> _GIVEN EXERCISE A_: Copy out, word for word, the lines in the records below. Begin at the line that has "map-type-map-button[interactable]: 지도 [611,53,653,81]" and stop after the line that has "row-label: 거리 [49,475,228,501]".

* BEGIN PASSAGE GIVEN *

Word of the Day – “Steuer”

steuer-steuern-meaning-germHello everyone,

and welcome to our German Word of the Day. This time we’ll have a look at the meaning of a word for something that many people are behind and against…. AT THE SAME TIME!!!
Ohhhhhh… so mysterious :).
“Well, actually…  I can just stand behind a tree and lean against it. No big deal.”
Shut up, inner critic. You’re ruining my intro.
“Just sayin’. It’s not all that myste…”
Well, how about this then: the word we’ll look at today has two totally different meanings and you have to pay one for the other. Is that mysterious enough for you?
“Hmmm.. yeah, that’s better. Although… “
Gee, whatever. Today, we’ll look at

Steuer

Let’s start.

There’s das Steuer and die Steuer and For the first Steuer, we have direct English relatives.

  • Ich kann mir nicht merken, welche Seite Steuerbord und welche Backboard ist.
  • I can’t get into my head what side is starboard and which is port-side.

You probably guessed it. Starboard has nothing to do with the stars. It comes from the verb to steer, which is about the idea of giving direction, and that’s also the core of das Steuer. It is the device to “steer” with.

  • Scandal – mayor drunk behind the (steering) wheel again.
  • Skandal – Bürgermeister schon wieder betrunken hinterm Steuer.
  • Telefonieren am Steuer ist verboten, und kann teuer werden.
  • It’s forbidden to talk on the phone while driving, and can be costly.
  • Der neue Manager muss das Steuer herumreißen. (idiom)
  • The new manager has to do a full turnaround (in little time).

I guess we should mention that it’s not the right word for bikes. That would be der Lenker. And the verb lenken is the right word for turning the steering wheel in your car.

  • Ich lenke nach links.
  • I steer to the left.
    (I’ll add a link to the post on “lenken” below)

* END PASSAGE GIVEN *
* BEGIN TASK INPUT *

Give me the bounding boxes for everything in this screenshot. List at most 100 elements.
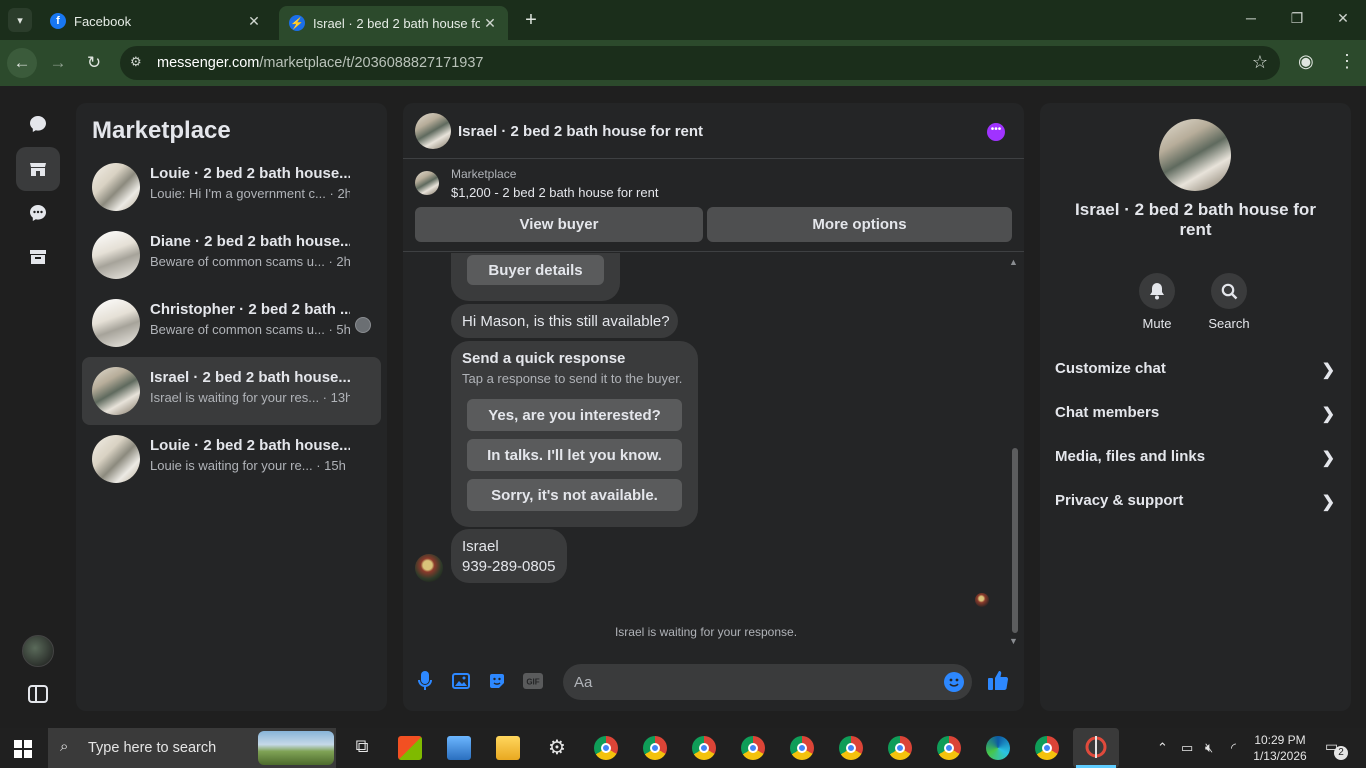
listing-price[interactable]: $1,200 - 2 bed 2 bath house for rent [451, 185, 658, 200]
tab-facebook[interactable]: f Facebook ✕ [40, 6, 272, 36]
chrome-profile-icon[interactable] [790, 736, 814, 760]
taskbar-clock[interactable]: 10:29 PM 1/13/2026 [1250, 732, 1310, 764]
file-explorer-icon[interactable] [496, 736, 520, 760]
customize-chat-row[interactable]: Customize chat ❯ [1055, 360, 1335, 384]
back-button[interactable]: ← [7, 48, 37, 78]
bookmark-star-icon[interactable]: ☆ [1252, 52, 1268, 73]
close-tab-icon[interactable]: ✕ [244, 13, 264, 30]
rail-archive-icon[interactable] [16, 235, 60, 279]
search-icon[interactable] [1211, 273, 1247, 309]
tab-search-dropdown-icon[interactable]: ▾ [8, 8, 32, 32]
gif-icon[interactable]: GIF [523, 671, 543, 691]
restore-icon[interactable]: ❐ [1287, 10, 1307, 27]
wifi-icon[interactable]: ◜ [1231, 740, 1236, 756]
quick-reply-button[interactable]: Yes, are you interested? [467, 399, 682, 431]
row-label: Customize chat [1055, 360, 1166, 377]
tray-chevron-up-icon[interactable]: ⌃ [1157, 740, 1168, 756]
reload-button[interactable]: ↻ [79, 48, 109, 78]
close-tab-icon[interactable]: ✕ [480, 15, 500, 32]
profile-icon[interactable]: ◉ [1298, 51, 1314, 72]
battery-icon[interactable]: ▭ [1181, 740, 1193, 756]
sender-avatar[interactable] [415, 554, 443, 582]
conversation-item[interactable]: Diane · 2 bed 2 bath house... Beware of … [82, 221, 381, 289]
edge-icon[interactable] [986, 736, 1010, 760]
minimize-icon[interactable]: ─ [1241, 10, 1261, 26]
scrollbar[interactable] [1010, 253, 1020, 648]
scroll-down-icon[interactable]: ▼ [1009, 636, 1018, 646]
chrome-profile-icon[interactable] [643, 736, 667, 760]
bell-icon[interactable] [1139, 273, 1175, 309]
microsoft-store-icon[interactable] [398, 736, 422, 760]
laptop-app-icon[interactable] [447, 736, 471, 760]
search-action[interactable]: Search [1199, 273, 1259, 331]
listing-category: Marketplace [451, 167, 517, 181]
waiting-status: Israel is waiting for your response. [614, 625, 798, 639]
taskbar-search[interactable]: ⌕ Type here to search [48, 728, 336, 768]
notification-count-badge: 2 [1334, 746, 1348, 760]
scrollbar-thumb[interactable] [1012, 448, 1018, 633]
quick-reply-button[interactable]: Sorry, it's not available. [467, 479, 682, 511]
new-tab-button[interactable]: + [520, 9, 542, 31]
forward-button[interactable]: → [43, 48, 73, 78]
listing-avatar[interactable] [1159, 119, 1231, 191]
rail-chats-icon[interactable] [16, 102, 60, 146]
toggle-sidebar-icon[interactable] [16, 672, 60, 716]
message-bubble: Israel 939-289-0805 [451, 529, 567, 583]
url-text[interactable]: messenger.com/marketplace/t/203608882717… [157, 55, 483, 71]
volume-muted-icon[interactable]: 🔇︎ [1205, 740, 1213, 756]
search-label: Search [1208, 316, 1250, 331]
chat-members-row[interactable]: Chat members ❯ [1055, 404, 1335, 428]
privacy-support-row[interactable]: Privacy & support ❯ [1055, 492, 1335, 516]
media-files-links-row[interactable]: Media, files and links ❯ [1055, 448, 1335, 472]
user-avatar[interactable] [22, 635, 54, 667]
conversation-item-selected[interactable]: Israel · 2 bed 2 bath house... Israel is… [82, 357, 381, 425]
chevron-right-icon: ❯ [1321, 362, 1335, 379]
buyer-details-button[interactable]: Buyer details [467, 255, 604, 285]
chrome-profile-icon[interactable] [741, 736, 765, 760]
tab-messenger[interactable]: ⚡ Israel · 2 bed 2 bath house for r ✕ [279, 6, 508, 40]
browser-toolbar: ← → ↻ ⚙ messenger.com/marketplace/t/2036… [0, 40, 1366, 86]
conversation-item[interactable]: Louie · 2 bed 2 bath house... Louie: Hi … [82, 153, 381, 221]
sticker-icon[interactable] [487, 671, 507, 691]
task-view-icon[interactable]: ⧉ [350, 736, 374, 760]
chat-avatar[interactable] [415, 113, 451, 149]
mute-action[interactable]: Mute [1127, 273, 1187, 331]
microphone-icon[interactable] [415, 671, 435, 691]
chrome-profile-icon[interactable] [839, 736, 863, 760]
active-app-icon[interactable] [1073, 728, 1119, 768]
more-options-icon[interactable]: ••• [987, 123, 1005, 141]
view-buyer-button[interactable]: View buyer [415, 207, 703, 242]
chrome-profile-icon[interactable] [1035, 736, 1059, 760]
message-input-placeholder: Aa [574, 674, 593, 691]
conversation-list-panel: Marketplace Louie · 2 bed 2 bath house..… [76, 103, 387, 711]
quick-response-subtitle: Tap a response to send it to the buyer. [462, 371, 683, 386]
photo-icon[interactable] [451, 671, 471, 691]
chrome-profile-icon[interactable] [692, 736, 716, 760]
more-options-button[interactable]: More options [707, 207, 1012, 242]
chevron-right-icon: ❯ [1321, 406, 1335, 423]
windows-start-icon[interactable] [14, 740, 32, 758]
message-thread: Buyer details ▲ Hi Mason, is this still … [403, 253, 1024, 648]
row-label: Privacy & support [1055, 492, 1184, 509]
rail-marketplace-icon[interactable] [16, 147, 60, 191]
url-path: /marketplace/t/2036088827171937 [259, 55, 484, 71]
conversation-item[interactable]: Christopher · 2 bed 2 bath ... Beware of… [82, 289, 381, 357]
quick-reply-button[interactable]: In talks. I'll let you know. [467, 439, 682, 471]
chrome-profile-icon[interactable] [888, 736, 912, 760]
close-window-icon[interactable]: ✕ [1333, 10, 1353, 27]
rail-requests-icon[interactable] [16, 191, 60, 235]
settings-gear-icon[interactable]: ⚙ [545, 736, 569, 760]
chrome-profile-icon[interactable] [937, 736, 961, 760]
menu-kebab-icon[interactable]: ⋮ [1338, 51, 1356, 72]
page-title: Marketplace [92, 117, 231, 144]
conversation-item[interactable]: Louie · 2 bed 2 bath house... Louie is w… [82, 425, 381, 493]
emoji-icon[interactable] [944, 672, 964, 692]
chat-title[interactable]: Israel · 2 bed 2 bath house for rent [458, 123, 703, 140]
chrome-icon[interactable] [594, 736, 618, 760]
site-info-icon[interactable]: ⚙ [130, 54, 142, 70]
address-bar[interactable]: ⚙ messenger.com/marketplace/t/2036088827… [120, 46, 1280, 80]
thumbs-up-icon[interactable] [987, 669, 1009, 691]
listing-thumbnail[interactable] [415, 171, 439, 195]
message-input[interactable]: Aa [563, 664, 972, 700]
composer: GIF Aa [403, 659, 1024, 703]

* END TASK INPUT *
* BEGIN TASK INPUT *

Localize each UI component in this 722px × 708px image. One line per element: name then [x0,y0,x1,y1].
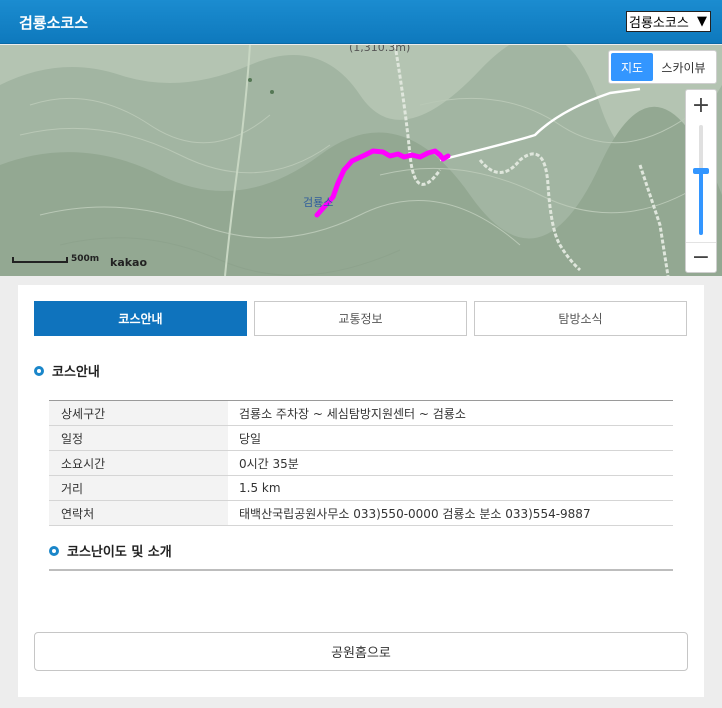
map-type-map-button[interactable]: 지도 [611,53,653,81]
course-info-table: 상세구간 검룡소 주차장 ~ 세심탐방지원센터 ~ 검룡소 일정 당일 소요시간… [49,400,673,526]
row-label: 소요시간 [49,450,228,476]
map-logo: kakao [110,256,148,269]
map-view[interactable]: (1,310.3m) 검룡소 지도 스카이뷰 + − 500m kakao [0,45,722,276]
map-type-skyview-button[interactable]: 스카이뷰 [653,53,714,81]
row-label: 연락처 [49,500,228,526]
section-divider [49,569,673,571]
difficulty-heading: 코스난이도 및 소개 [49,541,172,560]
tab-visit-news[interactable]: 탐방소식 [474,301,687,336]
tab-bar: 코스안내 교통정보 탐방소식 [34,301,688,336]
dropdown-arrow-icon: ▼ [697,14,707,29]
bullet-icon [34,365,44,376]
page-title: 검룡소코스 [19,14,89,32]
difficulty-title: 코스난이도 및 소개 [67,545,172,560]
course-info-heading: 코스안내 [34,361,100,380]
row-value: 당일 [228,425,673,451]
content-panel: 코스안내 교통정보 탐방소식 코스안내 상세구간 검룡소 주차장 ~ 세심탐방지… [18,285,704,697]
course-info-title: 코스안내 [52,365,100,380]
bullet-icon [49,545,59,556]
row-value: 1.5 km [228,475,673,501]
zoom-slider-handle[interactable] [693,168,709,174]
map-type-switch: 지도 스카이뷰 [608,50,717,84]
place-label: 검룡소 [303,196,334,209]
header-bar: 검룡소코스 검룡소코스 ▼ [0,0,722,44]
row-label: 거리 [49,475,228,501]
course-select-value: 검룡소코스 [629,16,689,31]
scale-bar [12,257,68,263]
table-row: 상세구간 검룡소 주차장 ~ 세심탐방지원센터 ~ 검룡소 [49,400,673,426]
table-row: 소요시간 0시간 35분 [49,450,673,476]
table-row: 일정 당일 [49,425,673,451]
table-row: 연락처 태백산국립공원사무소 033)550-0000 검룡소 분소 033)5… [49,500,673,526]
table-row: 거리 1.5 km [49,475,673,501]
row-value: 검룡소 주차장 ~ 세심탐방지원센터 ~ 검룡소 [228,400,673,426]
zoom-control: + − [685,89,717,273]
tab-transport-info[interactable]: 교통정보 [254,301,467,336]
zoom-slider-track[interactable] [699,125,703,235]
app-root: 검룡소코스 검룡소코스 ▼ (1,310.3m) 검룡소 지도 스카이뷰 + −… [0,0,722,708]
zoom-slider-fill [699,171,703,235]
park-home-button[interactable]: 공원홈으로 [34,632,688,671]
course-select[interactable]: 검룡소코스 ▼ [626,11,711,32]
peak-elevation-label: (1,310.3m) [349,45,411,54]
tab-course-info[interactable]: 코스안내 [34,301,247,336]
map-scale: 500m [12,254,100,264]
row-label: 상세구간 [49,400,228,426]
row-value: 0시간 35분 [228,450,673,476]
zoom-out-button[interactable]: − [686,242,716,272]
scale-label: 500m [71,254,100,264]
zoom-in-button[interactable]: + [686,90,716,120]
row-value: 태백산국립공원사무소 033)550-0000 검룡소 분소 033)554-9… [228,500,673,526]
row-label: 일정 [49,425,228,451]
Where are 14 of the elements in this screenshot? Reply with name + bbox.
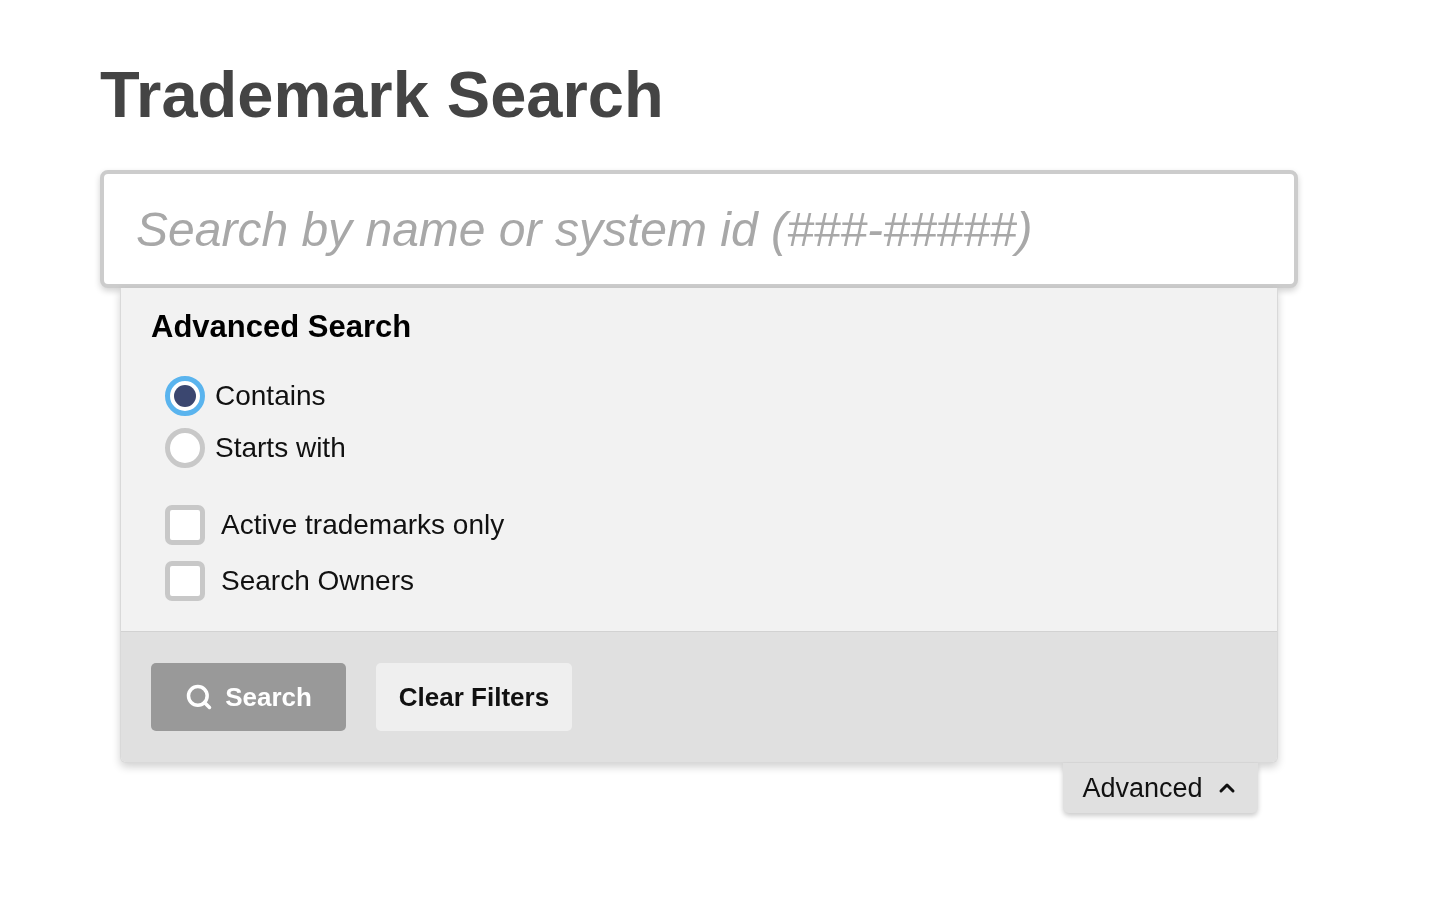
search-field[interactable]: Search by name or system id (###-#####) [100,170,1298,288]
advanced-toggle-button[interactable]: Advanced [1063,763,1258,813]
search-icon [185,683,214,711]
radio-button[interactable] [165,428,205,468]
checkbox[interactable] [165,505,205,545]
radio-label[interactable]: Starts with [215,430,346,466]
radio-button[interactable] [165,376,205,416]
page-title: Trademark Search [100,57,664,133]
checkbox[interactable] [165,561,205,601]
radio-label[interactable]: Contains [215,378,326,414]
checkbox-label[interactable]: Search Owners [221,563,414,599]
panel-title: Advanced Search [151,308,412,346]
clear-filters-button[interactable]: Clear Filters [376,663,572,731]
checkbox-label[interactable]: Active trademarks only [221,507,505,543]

* END TASK INPUT *
* BEGIN TASK INPUT *

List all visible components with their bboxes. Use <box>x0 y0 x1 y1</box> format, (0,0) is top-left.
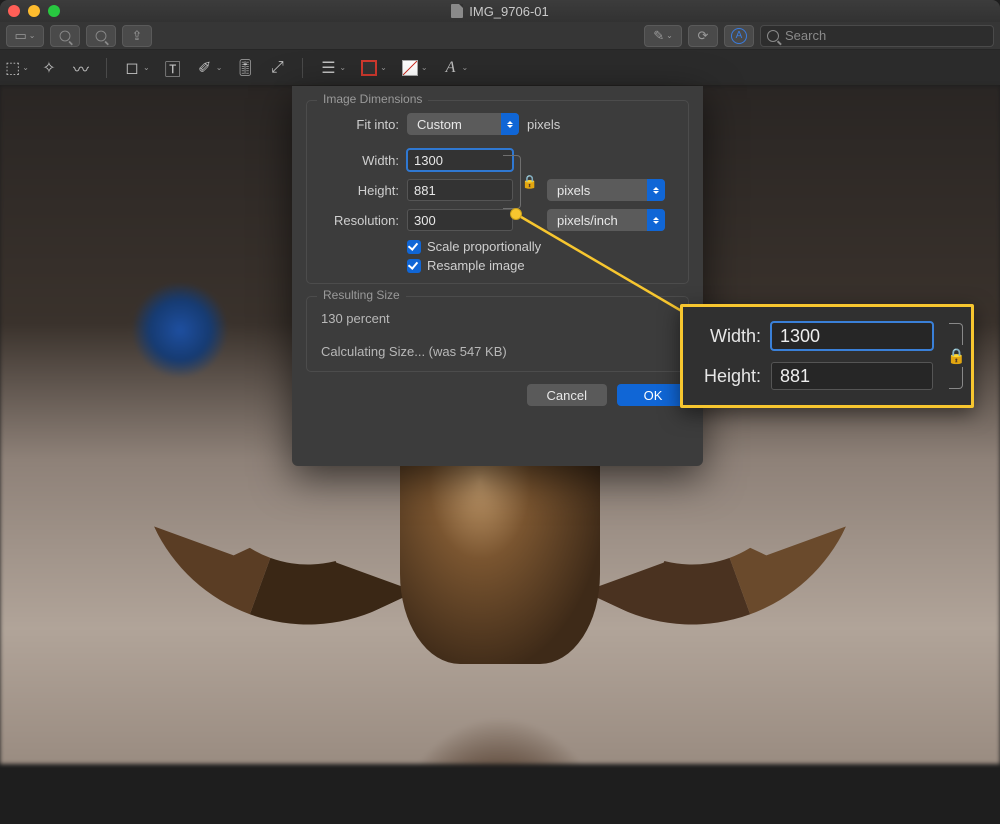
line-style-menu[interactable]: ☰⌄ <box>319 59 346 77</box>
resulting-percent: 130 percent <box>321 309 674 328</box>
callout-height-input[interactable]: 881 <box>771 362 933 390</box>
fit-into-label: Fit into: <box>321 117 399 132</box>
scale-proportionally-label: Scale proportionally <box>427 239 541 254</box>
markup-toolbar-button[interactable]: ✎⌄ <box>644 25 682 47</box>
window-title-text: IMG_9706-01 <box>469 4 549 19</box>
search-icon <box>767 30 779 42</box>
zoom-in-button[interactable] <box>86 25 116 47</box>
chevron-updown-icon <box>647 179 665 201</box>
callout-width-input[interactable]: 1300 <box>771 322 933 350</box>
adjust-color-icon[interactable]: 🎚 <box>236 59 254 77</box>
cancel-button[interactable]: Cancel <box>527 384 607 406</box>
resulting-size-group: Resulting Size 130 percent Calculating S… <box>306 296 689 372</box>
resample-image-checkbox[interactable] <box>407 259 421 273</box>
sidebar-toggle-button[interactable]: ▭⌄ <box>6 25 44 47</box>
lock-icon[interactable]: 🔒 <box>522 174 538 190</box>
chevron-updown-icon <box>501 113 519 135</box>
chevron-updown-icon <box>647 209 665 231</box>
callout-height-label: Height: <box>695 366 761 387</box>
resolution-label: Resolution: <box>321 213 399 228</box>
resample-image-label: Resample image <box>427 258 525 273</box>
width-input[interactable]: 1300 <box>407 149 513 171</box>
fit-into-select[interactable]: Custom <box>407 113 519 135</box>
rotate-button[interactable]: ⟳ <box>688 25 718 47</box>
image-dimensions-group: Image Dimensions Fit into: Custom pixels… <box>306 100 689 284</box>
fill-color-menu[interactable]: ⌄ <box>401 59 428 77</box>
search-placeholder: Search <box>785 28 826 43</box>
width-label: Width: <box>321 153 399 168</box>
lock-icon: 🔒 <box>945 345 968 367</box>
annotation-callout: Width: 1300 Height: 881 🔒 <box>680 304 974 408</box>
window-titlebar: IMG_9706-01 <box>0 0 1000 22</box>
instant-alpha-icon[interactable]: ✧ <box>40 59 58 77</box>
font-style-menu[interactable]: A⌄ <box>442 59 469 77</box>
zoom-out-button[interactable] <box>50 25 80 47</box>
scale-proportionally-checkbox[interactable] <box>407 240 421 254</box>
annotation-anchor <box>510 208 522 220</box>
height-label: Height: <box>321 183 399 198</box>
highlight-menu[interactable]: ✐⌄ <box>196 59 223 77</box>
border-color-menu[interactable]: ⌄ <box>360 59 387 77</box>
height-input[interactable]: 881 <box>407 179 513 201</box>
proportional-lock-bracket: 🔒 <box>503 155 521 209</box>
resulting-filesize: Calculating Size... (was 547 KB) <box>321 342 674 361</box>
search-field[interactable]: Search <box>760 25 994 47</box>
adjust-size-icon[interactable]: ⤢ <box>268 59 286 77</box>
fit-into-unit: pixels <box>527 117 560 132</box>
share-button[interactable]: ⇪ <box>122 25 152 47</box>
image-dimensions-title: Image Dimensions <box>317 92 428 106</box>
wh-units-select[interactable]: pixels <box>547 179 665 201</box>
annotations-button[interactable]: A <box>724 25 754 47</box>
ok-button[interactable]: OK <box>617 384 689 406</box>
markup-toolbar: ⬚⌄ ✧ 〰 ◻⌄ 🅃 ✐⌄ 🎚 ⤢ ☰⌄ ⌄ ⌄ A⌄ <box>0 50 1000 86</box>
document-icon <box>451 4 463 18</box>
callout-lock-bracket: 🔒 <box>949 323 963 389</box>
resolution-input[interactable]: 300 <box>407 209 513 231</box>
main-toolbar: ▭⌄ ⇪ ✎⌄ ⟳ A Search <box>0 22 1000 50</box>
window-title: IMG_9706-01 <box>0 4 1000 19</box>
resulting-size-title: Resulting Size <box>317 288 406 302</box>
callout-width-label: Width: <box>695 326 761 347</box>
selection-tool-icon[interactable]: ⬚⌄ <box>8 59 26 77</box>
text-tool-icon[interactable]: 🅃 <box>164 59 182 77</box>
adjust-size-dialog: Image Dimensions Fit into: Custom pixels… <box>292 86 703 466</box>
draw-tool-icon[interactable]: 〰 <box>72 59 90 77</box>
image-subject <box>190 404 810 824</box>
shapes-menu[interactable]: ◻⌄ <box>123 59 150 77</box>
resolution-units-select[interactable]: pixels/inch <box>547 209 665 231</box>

* END TASK INPUT *

> _GIVEN EXERCISE B_: Continue the word-of-the-day post on "Steuer" above from the point where it stops.

> _EXERCISE ANSWER A_:
map-type-map-button[interactable]: 지도 [611,53,653,81]
course-info-table: 상세구간 검룡소 주차장 ~ 세심탐방지원센터 ~ 검룡소 일정 당일 소요시간… [49,400,673,526]
row-label: 소요시간 [49,450,228,476]
map-logo: kakao [110,256,148,269]
map-view[interactable]: (1,310.3m) 검룡소 지도 스카이뷰 + − 500m kakao [0,45,722,276]
map-type-skyview-button[interactable]: 스카이뷰 [653,53,714,81]
row-label: 연락처 [49,500,228,526]
section-divider [49,569,673,571]
difficulty-heading: 코스난이도 및 소개 [49,541,172,560]
tab-visit-news[interactable]: 탐방소식 [474,301,687,336]
tab-bar: 코스안내 교통정보 탐방소식 [34,301,688,336]
dropdown-arrow-icon: ▼ [697,14,707,29]
bullet-icon [34,365,44,376]
page-title: 검룡소코스 [19,14,89,32]
difficulty-title: 코스난이도 및 소개 [67,545,172,560]
course-info-heading: 코스안내 [34,361,100,380]
row-value: 당일 [228,425,673,451]
content-panel: 코스안내 교통정보 탐방소식 코스안내 상세구간 검룡소 주차장 ~ 세심탐방지… [18,285,704,697]
course-info-title: 코스안내 [52,365,100,380]
bullet-icon [49,545,59,556]
row-value: 1.5 km [228,475,673,501]
zoom-slider-handle[interactable] [693,168,709,174]
map-type-switch: 지도 스카이뷰 [608,50,717,84]
place-label: 검룡소 [303,196,334,209]
header-bar: 검룡소코스 검룡소코스 ▼ [0,0,722,44]
row-label: 거리 [49,475,228,501]

> _EXERCISE ANSWER B_:
But there’s also the verb steuern. It’s much more common in daily speech than it’s brother to steer and it’s used in a rather broad sense of guiding, controlling and even just going in a direction.

  • Die Software steuert die Futterabgabe und das Melken der Kühe.
  • The software controls the feeding and milking of the cows.
  • Die Stadt steuert auf die Insolvenz zu. (infinitive is “auf etwas zusteuern”)
  • The town is moving toward insolvency.
  • Wohin steuert Europa?
  • Where is Europe headed?
  • Mit der App kann man ein Modelflugzeug via Handy fernsteuern.
  • With the app you can remote control a model plane using your cell phone.
  • Die Aufnahme ist übersteuert.
  • The recording is clipping.
    (literally, the volume control has been opened up too much)

Cool.
So this was das Steuer.  And the other one? What does die Steuer mean? Well, it means … tax.
Das Steuer is a device for steering, die Steuer is a tax.  Hmmm… sounds like a random pairing, but think of the ever rising tax on tobacco. That’s the government trying to get the people to stop smoking.  Taxes as a means of soft-“steering” the people. That makes a lot of sense. But then again…was that really what monarchs had in mind? Like… were health concerns the reason why the king of France came up with the much hated tax on salt?

Proclaim to the realm: henceforth a tax shall be paid on salt,
for I am concerned about my subjects’ blood pressure. 

Hardly. He just thought it was a clever way to get cash. So as compelling as the connection of tax and steering is, it’s not how the words connect.
So how do they connect? Is there even a connection?
Yes, there is. Steuer is actually one of the many many offspring of the super ancient Indo-European roots *sta-. That’s where to stand and stehen come from and die Steuer was simply once a general word for something that was standing and that helps you stand, and it could be a pole, a pillar or more figurative support. Like … a tax. Money helping the ruler “stand”.
And what about das Steuer and steering? How does the idea of giving direction tie in? Well… here’s a picture.
Poling a raft or a boat. Using a large pole to move it and direct it. So essentially it went from standing, to pole, to pole used for steering a boat to steering. Quite a crazy evolution, right? Go ahead, put it on the list of stories to tell your crush on the first date. You’ll be steering right for third base.
Big promise.

Speaking of broken promises… let’s look how to say tax cuts and the other common tax words in German.

  • Alle Kandidaten versprechen, die Steuern zu senken.
  • All candidates promise to lower the taxes/tax cuts.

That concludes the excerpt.